Your objective
Convert the lines from the one containing "input-dropdown[interactable]: Input ▾" through the one containing "icon-icon: +? (178, 652, 196, 670)", both ends included, into a Markdown table with the columns Index and Line, omitting blank lines.
[Start]
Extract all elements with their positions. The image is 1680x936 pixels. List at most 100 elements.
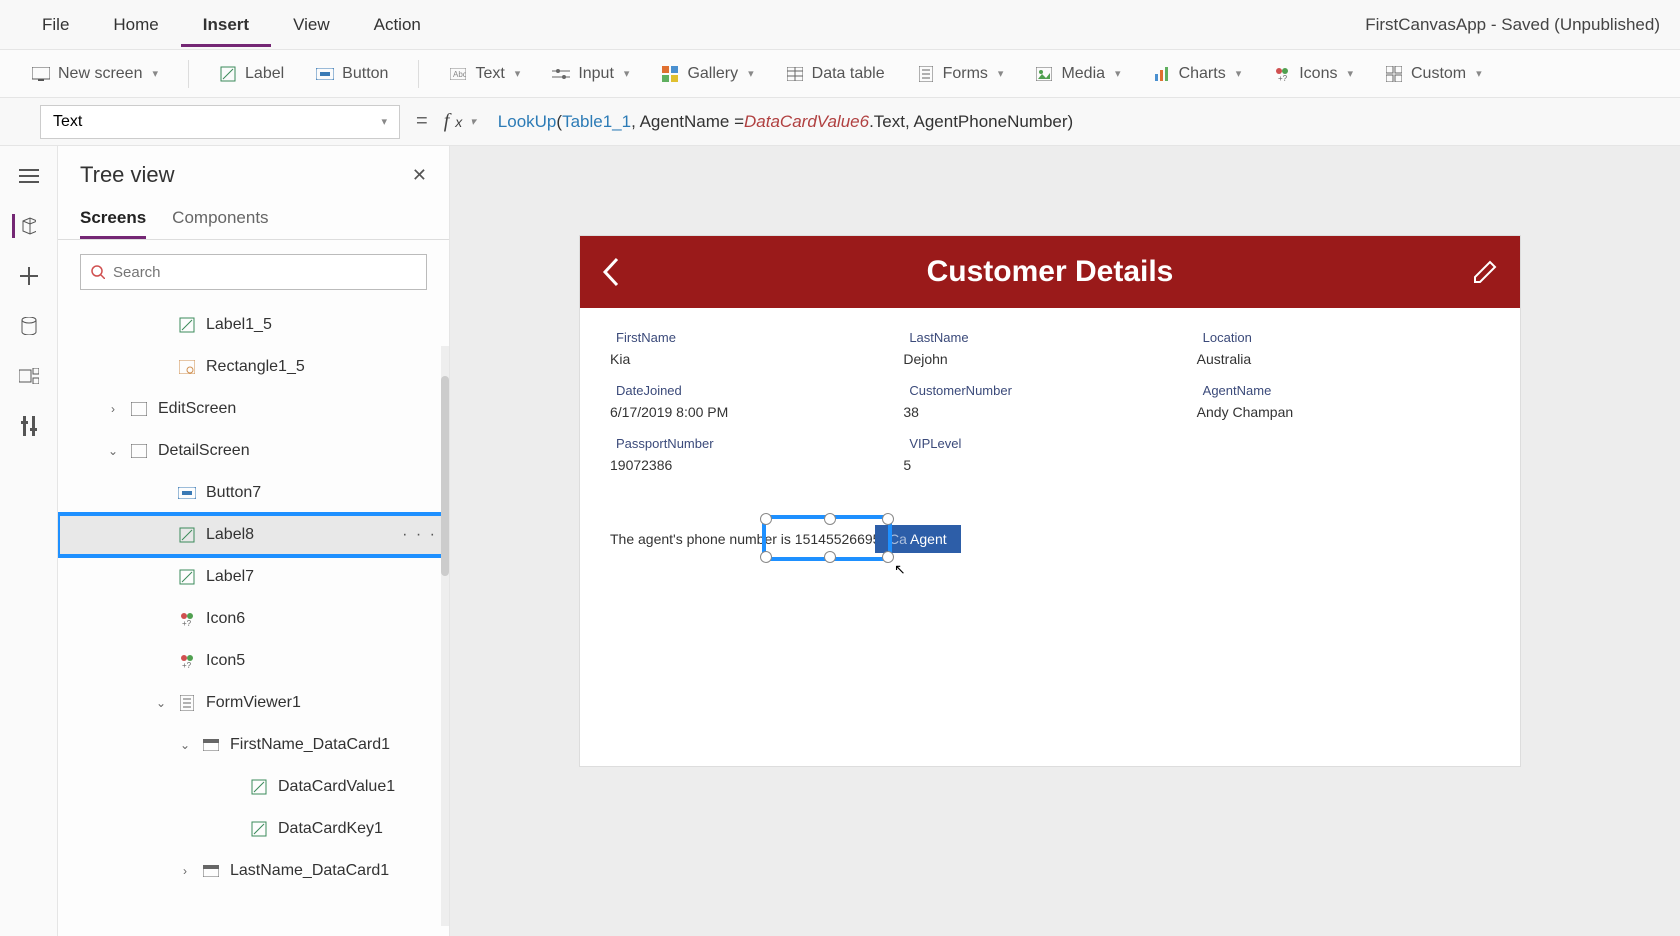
input-dropdown[interactable]: Input ▾ (540, 59, 641, 89)
edit-icon[interactable] (1472, 259, 1498, 285)
field-value: Kia (610, 349, 903, 369)
button-button[interactable]: Button (304, 59, 400, 89)
rect-icon (178, 358, 196, 376)
button-icon (316, 65, 334, 83)
tree-item[interactable]: +?Icon6 (58, 598, 449, 640)
card-icon (202, 736, 220, 754)
tree-item[interactable]: ⌄FirstName_DataCard1 (58, 724, 449, 766)
icon-icon: +? (178, 652, 196, 670)
tree-item-label: EditScreen (158, 400, 236, 418)
menu-home[interactable]: Home (91, 3, 180, 47)
gallery-dropdown[interactable]: Gallery ▾ (649, 59, 765, 89)
field-label: CustomerNumber (903, 379, 1196, 402)
tree-item-label: DataCardValue1 (278, 778, 395, 796)
label-icon (250, 820, 268, 838)
formula-input[interactable]: LookUp(Table1_1, AgentName = DataCardVal… (492, 105, 1640, 139)
insert-icon[interactable] (17, 264, 41, 288)
tree-item[interactable]: Label8· · · (58, 514, 449, 556)
data-table-button[interactable]: Data table (774, 59, 897, 89)
tree-item[interactable]: Button7 (58, 472, 449, 514)
hamburger-icon[interactable] (17, 164, 41, 188)
field-label: DateJoined (610, 379, 903, 402)
label-button[interactable]: Label (207, 59, 296, 89)
charts-icon (1153, 65, 1171, 83)
menu-action[interactable]: Action (352, 3, 443, 47)
menu-view[interactable]: View (271, 3, 352, 47)
close-icon[interactable]: ✕ (412, 165, 427, 186)
text-icon: Abc (449, 65, 467, 83)
top-menubar: File Home Insert View Action FirstCanvas… (0, 0, 1680, 50)
input-label: Input (578, 65, 614, 83)
tree-item[interactable]: › EditScreen (58, 388, 449, 430)
canvas-area[interactable]: Customer Details FirstNameKiaLastNameDej… (450, 146, 1680, 936)
back-icon[interactable] (602, 257, 622, 287)
field-value: 38 (903, 402, 1196, 422)
tree-item[interactable]: Label7 (58, 556, 449, 598)
menu-insert[interactable]: Insert (181, 3, 271, 47)
field-label: LastName (903, 326, 1196, 349)
tree-item[interactable]: DataCardKey1 (58, 808, 449, 850)
tree-item[interactable]: ⌄FormViewer1 (58, 682, 449, 724)
more-icon[interactable]: · · · (402, 526, 437, 544)
media-dropdown[interactable]: Media ▾ (1023, 59, 1132, 89)
app-header-title: Customer Details (927, 255, 1174, 289)
chevron-icon[interactable]: ⌄ (178, 738, 192, 752)
new-screen-button[interactable]: New screen ▾ (20, 59, 170, 89)
icons-dropdown[interactable]: +? Icons ▾ (1261, 59, 1365, 89)
agent-prefix: The agent's phone number is (610, 531, 795, 547)
separator (418, 60, 419, 88)
formula-token-ref: Table1_1 (562, 112, 631, 132)
fx-icon[interactable]: fx▾ (444, 110, 476, 133)
form-field: CustomerNumber38 (903, 379, 1196, 422)
tree-search[interactable] (80, 254, 427, 290)
field-label: AgentName (1197, 379, 1490, 402)
main-layout: Tree view ✕ Screens Components Label1_5R… (0, 146, 1680, 936)
tab-screens[interactable]: Screens (80, 200, 146, 239)
formula-bar: Text ▾ = fx▾ LookUp(Table1_1, AgentName … (0, 98, 1680, 146)
text-dropdown[interactable]: Abc Text ▾ (437, 59, 532, 89)
chevron-icon[interactable]: ⌄ (154, 696, 168, 710)
media-panel-icon[interactable] (17, 364, 41, 388)
tree-item[interactable]: ⌄DetailScreen (58, 430, 449, 472)
data-icon[interactable] (17, 314, 41, 338)
advanced-icon[interactable] (17, 414, 41, 438)
search-icon (91, 265, 105, 279)
forms-dropdown[interactable]: Forms ▾ (905, 59, 1016, 89)
table-icon (786, 65, 804, 83)
chevron-icon[interactable]: › (178, 864, 192, 878)
chevron-down-icon: ▾ (748, 67, 754, 80)
label-icon (178, 568, 196, 586)
chevron-down-icon: ▾ (624, 67, 630, 80)
ribbon-toolbar: New screen ▾ Label Button Abc Text ▾ Inp… (0, 50, 1680, 98)
charts-dropdown[interactable]: Charts ▾ (1141, 59, 1254, 89)
custom-dropdown[interactable]: Custom ▾ (1373, 59, 1494, 89)
tree-item[interactable]: ›LastName_DataCard1 (58, 850, 449, 892)
chevron-icon[interactable]: ⌄ (106, 444, 120, 458)
field-value: Dejohn (903, 349, 1196, 369)
property-selector[interactable]: Text ▾ (40, 105, 400, 139)
tree-item[interactable]: DataCardValue1 (58, 766, 449, 808)
chevron-down-icon: ▾ (1347, 67, 1353, 80)
equals-sign: = (416, 110, 428, 133)
new-screen-label: New screen (58, 65, 142, 83)
search-input[interactable] (113, 264, 416, 281)
field-value: 5 (903, 455, 1196, 475)
gallery-label: Gallery (687, 65, 738, 83)
button-icon (178, 484, 196, 502)
tree-item[interactable]: Label1_5 (58, 304, 449, 346)
tree-item[interactable]: +?Icon5 (58, 640, 449, 682)
input-icon (552, 65, 570, 83)
chevron-down-icon: ▾ (1115, 67, 1121, 80)
agent-row: The agent's phone number is 15145526695 … (610, 531, 1490, 547)
chevron-icon[interactable]: › (106, 402, 120, 416)
call-agent-button[interactable]: Ca Agent (875, 525, 961, 553)
agent-button-label: Agent (910, 531, 947, 547)
tree-item[interactable]: Rectangle1_5 (58, 346, 449, 388)
tree-view-icon[interactable] (12, 214, 36, 238)
scrollbar[interactable] (441, 346, 449, 926)
card-icon (202, 862, 220, 880)
tab-components[interactable]: Components (172, 200, 268, 239)
menu-file[interactable]: File (20, 3, 91, 47)
chevron-down-icon: ▾ (152, 67, 158, 80)
screen-icon (130, 442, 148, 460)
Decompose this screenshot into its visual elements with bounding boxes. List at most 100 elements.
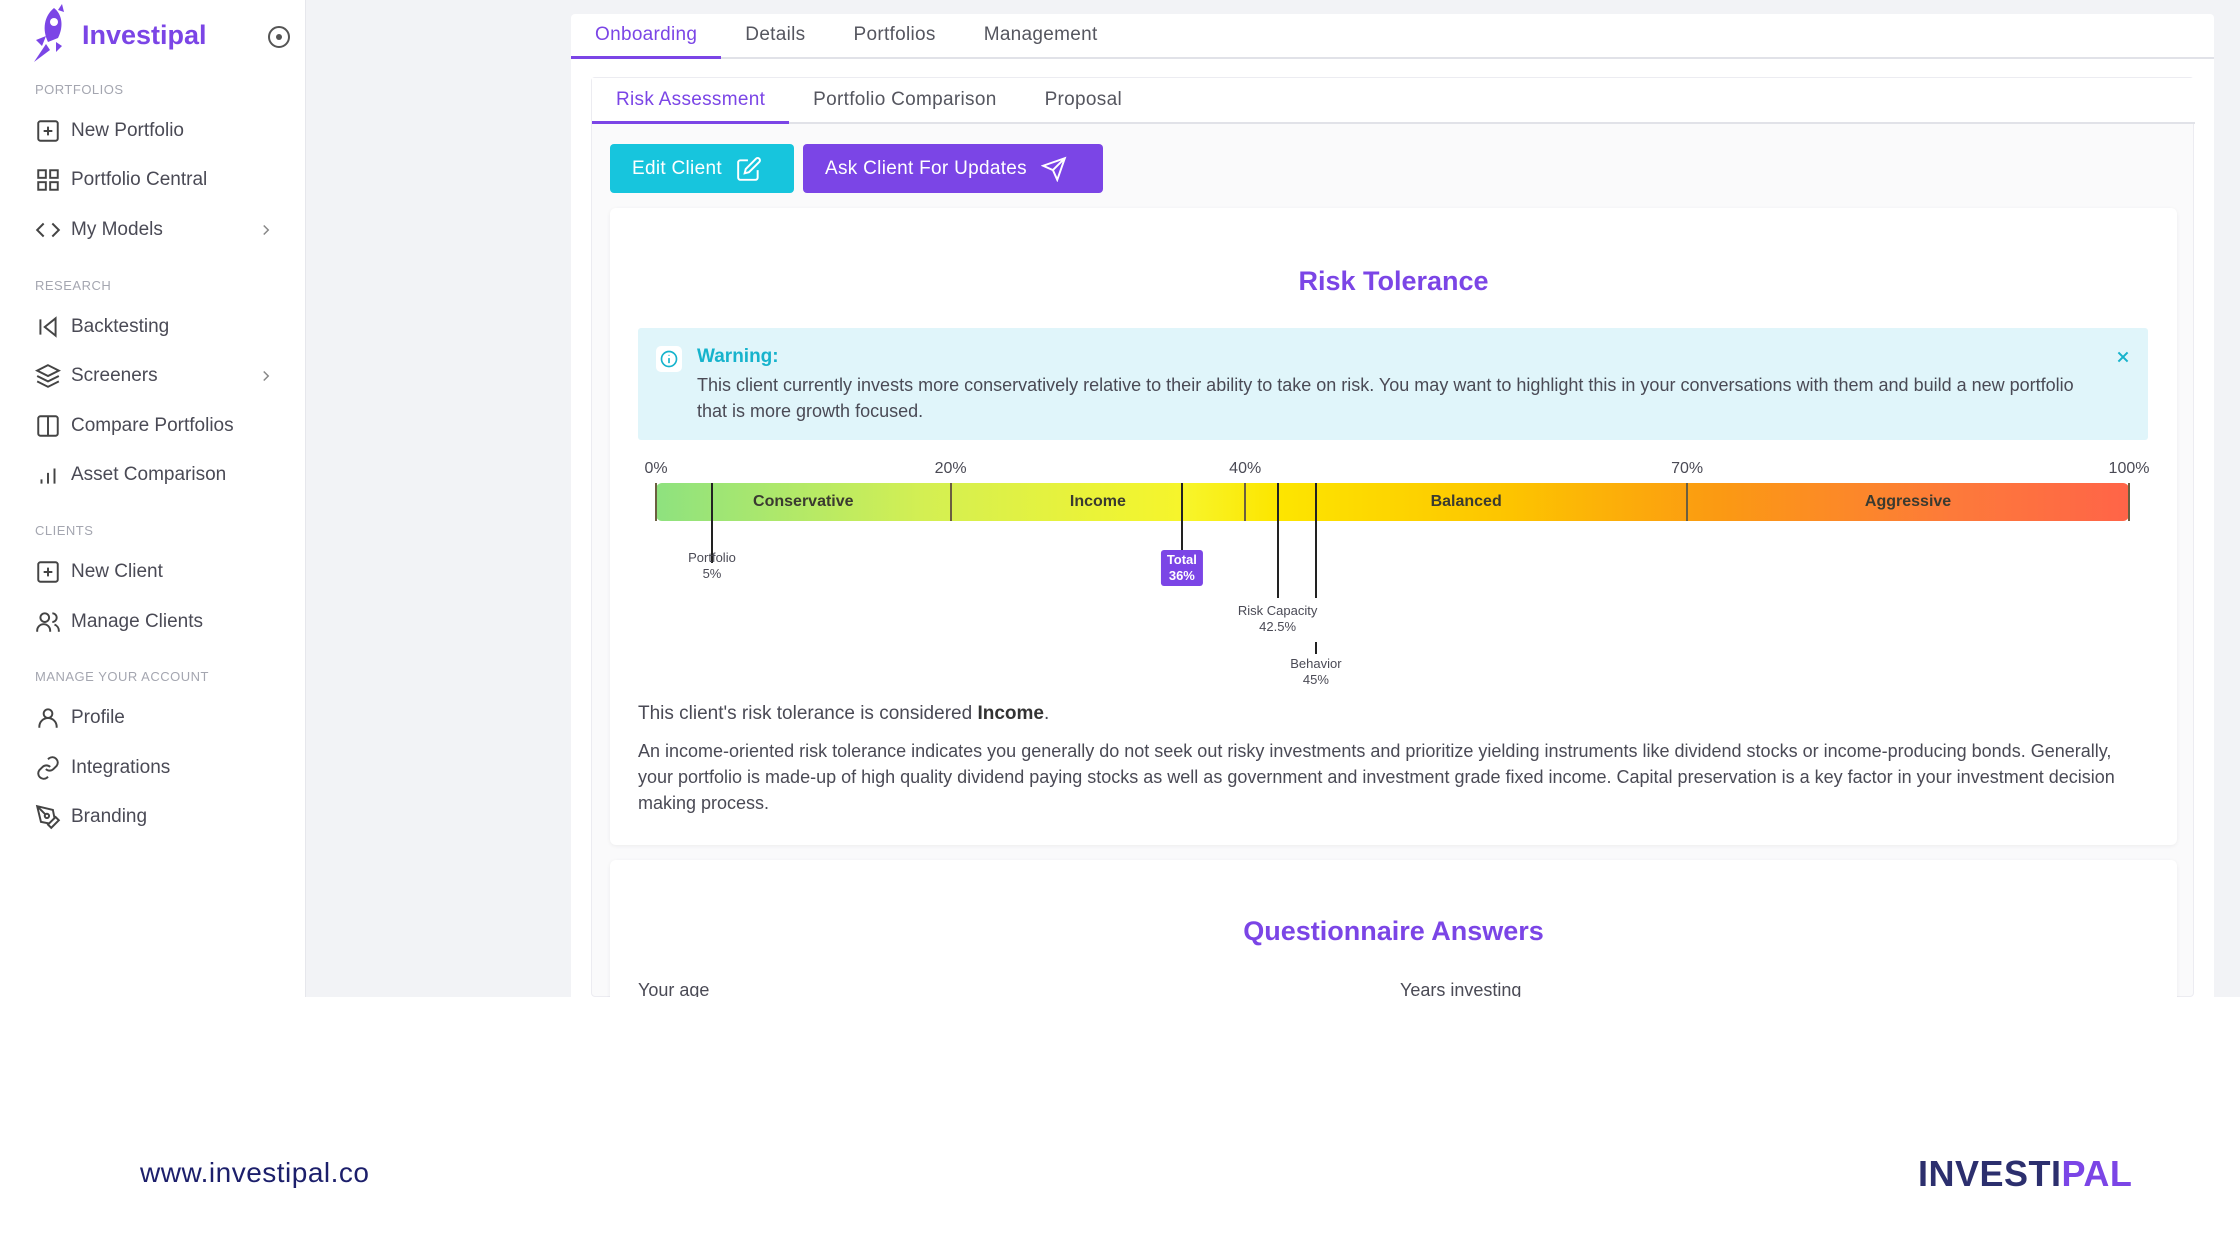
plus-square-icon: [37, 561, 59, 583]
footer-url: www.investipal.co: [140, 1157, 370, 1188]
summary-prefix: This client's risk tolerance is consider…: [638, 703, 978, 724]
sidebar-item-integrations[interactable]: Integrations: [35, 752, 275, 784]
scale-band-label: Aggressive: [1864, 493, 1952, 510]
scale-marker-label: Behavior 45%: [1290, 656, 1341, 688]
scale-marker-line: [1314, 483, 1317, 598]
marker-name: Behavior: [1290, 656, 1342, 671]
risk-assessment-panel: Risk Assessment Portfolio Comparison Pro…: [591, 77, 2195, 997]
pen-tool-icon: [35, 804, 61, 830]
section-label-portfolios: PORTFOLIOS: [35, 82, 124, 97]
scale-tick-label: 0%: [644, 460, 668, 477]
chevron-right-icon[interactable]: [257, 367, 275, 385]
sidebar-item-label: Compare Portfolios: [71, 415, 234, 436]
sidebar-item-compare-portfolios[interactable]: Compare Portfolios: [35, 410, 275, 442]
screenshot-stage: Investipal PORTFOLIOS New Portfolio Port…: [0, 0, 2240, 1260]
sidebar-item-label: Profile: [71, 707, 125, 728]
sidebar-item-new-portfolio[interactable]: New Portfolio: [35, 115, 275, 147]
sidebar-item-asset-comparison[interactable]: Asset Comparison: [35, 459, 275, 491]
scale-band-label: Income: [1069, 493, 1126, 510]
sidebar-item-manage-clients[interactable]: Manage Clients: [35, 606, 275, 638]
scale-tick-label: 40%: [1229, 460, 1262, 477]
skip-back-icon: [39, 316, 57, 338]
sidebar-item-screeners[interactable]: Screeners: [35, 360, 275, 392]
scale-marker-label: Risk Capacity 42.5%: [1238, 603, 1317, 635]
tab-proposal[interactable]: Proposal: [1021, 78, 1146, 124]
scale-tick-line: [949, 483, 952, 521]
question-age-label: Your age: [638, 980, 710, 997]
layers-icon: [35, 364, 61, 388]
sub-tab-bar: Risk Assessment Portfolio Comparison Pro…: [592, 78, 2195, 124]
top-tab-bar: Onboarding Details Portfolios Management: [571, 14, 2214, 59]
brand-logo[interactable]: Investipal: [26, 0, 296, 70]
section-label-clients: CLIENTS: [35, 523, 94, 538]
marker-name: Risk Capacity: [1237, 603, 1318, 618]
scale-tick-line: [655, 483, 657, 521]
sidebar-item-portfolio-central[interactable]: Portfolio Central: [35, 164, 275, 196]
summary-suffix: .: [1043, 703, 1050, 724]
sidebar-item-label: Integrations: [71, 757, 171, 778]
section-label-research: RESEARCH: [35, 278, 112, 293]
risk-tolerance-card: Risk Tolerance Warning: This client curr…: [610, 208, 2177, 845]
warning-title: Warning:: [697, 346, 779, 367]
warning-alert: Warning: This client currently invests m…: [638, 328, 2148, 440]
bar-chart-icon: [40, 468, 56, 484]
edit-client-label: Edit Client: [632, 157, 722, 179]
sidebar-item-label: Branding: [71, 806, 148, 827]
sidebar-item-branding[interactable]: Branding: [35, 801, 275, 833]
tab-details[interactable]: Details: [721, 14, 829, 59]
summary-value: Income: [977, 703, 1044, 724]
marker-value: 45%: [1302, 672, 1329, 687]
tab-risk-assessment[interactable]: Risk Assessment: [592, 78, 790, 124]
sidebar-item-label: Manage Clients: [71, 611, 204, 632]
brand-name: Investipal: [82, 19, 207, 50]
sidebar-item-label: Screeners: [71, 365, 158, 386]
sidebar-item-label: Asset Comparison: [71, 464, 227, 485]
scale-tick-label: 100%: [2108, 460, 2150, 477]
tab-onboarding[interactable]: Onboarding: [571, 14, 722, 59]
users-icon: [36, 612, 60, 632]
scale-tick-line: [1244, 483, 1247, 521]
edit-icon: [737, 156, 761, 181]
risk-description: An income-oriented risk tolerance indica…: [638, 741, 2115, 813]
sidebar-item-label: Portfolio Central: [71, 169, 208, 190]
scale-tick-label: 20%: [934, 460, 967, 477]
sidebar-item-profile[interactable]: Profile: [35, 702, 275, 734]
question-years-investing-label: Years investing: [1400, 980, 1522, 997]
footer-logo-part2: PAL: [2061, 1153, 2133, 1194]
marker-value: 42.5%: [1259, 619, 1297, 634]
scale-tick-line: [2128, 483, 2130, 521]
ask-client-label: Ask Client For Updates: [825, 157, 1027, 179]
tab-portfolios[interactable]: Portfolios: [829, 14, 959, 59]
send-icon: [1040, 156, 1067, 182]
tab-management[interactable]: Management: [960, 14, 1122, 59]
sidebar-item-label: My Models: [71, 219, 163, 240]
ask-client-for-updates-button[interactable]: Ask Client For Updates: [803, 144, 1103, 193]
chevron-right-icon[interactable]: [257, 221, 275, 239]
scale-marker-line: [1314, 642, 1317, 654]
close-icon[interactable]: [2112, 346, 2134, 368]
section-label-account: MANAGE YOUR ACCOUNT: [35, 669, 209, 684]
scale-marker-label: Portfolio 5%: [688, 550, 736, 582]
sidebar-item-label: New Portfolio: [71, 120, 184, 141]
sidebar-item-my-models[interactable]: My Models: [35, 214, 275, 246]
app-window: Investipal PORTFOLIOS New Portfolio Port…: [0, 0, 2240, 997]
risk-scale: 0% 20% 40% 70% 100% Conservative Income Balance…: [610, 446, 2177, 706]
sidebar-item-backtesting[interactable]: Backtesting: [35, 311, 275, 343]
scale-tick-label: 70%: [1671, 460, 1704, 477]
marker-value: 36%: [1168, 568, 1195, 583]
scale-marker-label: Total 36%: [1160, 550, 1203, 586]
edit-client-button[interactable]: Edit Client: [610, 144, 794, 193]
tab-portfolio-comparison[interactable]: Portfolio Comparison: [789, 78, 1020, 124]
sidebar-item-label: Backtesting: [71, 316, 170, 337]
user-icon: [38, 708, 58, 728]
questionnaire-card: Questionnaire Answers: [610, 860, 2177, 997]
marker-value: 5%: [702, 566, 722, 581]
risk-tolerance-title: Risk Tolerance: [1298, 266, 1489, 296]
sidebar-item-new-client[interactable]: New Client: [35, 556, 275, 588]
scale-tick-line: [1686, 483, 1689, 521]
columns-icon: [37, 415, 59, 437]
sidebar-item-label: New Client: [71, 561, 163, 582]
sidebar: Investipal PORTFOLIOS New Portfolio Port…: [0, 0, 306, 997]
marker-name: Total: [1166, 552, 1197, 567]
sidebar-toggle-icon[interactable]: [268, 26, 290, 48]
[End]
Reply to the task
| Index | Line |
|---|---|
| 1 | input-dropdown[interactable]: Input ▾ (540, 59, 641, 89) |
| 2 | edit-icon[interactable] (1472, 259, 1498, 285) |
| 3 | field-value: Kia (610, 349, 903, 369) |
| 4 | button-button[interactable]: Button (304, 59, 400, 89) |
| 5 | rect-icon (178, 358, 196, 376) |
| 6 | button-icon (316, 65, 334, 83) |
| 7 | tree-item[interactable]: +?Icon6 (58, 598, 449, 640) |
| 8 | card-icon (202, 736, 220, 754) |
| 9 | tree-item[interactable]: ⌄FirstName_DataCard1 (58, 724, 449, 766) |
| 10 | icon-icon: +? (178, 652, 196, 670) |